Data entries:
══════════

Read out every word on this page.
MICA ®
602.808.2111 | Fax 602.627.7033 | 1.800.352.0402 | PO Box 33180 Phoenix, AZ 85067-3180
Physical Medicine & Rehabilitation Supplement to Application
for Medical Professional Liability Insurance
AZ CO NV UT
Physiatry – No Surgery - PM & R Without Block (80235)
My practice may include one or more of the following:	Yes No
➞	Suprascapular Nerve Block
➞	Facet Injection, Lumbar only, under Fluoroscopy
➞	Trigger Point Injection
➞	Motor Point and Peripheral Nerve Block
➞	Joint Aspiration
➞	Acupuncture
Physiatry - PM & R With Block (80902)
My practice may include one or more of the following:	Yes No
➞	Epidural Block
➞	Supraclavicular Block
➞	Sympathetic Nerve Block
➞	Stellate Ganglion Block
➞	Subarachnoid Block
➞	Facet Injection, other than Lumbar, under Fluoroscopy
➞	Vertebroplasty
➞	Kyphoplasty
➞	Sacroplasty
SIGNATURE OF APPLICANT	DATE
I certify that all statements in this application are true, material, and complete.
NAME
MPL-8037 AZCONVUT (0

══════════

[Challenge]
From the listing above, extract all records word for word.

[The response]
Read out every word on this page.
MICA ®
602.808.2111 | Fax 602.627.7033 | 1.800.352.0402 | PO Box 33180 Phoenix, AZ 85067-3180
Physical Medicine & Rehabilitation Supplement to Application
for Medical Professional Liability Insurance
AZ CO NV UT
Physiatry – No Surgery - PM & R Without Block (80235)
My practice may include one or more of the following:	Yes No
➞	Suprascapular Nerve Block
➞	Facet Injection, Lumbar only, under Fluoroscopy
➞	Trigger Point Injection
➞	Motor Point and Peripheral Nerve Block
➞	Joint Aspiration
➞	Acupuncture
Physiatry - PM & R With Block (80902)
My practice may include one or more of the following:	Yes No
➞	Epidural Block
➞	Supraclavicular Block
➞	Sympathetic Nerve Block
➞	Stellate Ganglion Block
➞	Subarachnoid Block
➞	Facet Injection, other than Lumbar, under Fluoroscopy
➞	Vertebroplasty
➞	Kyphoplasty
➞	Sacroplasty
SIGNATURE OF APPLICANT	DATE
I certify that all statements in this application are true, material, and complete.
NAME
MPL-8037 AZCONVUT (0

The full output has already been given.